== Data to use ==
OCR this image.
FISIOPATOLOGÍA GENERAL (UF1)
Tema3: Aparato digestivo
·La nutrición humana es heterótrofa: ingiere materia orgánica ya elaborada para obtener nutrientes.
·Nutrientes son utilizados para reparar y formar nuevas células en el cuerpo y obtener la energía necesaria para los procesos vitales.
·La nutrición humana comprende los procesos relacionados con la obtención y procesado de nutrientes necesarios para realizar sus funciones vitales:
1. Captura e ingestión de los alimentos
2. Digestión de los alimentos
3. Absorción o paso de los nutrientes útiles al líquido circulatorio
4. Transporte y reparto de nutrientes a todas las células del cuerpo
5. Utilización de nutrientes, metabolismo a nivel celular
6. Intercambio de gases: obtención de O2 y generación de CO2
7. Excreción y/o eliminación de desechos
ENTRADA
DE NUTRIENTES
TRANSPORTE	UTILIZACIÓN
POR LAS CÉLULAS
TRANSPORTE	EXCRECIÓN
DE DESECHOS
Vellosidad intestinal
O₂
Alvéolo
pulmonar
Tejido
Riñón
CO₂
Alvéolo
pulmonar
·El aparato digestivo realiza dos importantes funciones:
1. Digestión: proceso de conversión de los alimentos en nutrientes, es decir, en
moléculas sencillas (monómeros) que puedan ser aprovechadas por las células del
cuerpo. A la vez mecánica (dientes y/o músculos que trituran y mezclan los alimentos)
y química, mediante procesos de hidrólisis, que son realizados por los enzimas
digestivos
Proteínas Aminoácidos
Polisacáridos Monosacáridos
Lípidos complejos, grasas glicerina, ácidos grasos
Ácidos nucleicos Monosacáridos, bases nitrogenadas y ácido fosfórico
===
### Instructions to follow
From the records above, pick out and copy each line holding the word "humana".

### Worked solution
·La nutrición humana es heterótrofa: ingiere materia orgánica ya elaborada para obtener nutrientes.
·La nutrición humana comprende los procesos relacionados con la obtención y procesado de nutrientes necesarios para realizar sus funciones vitales:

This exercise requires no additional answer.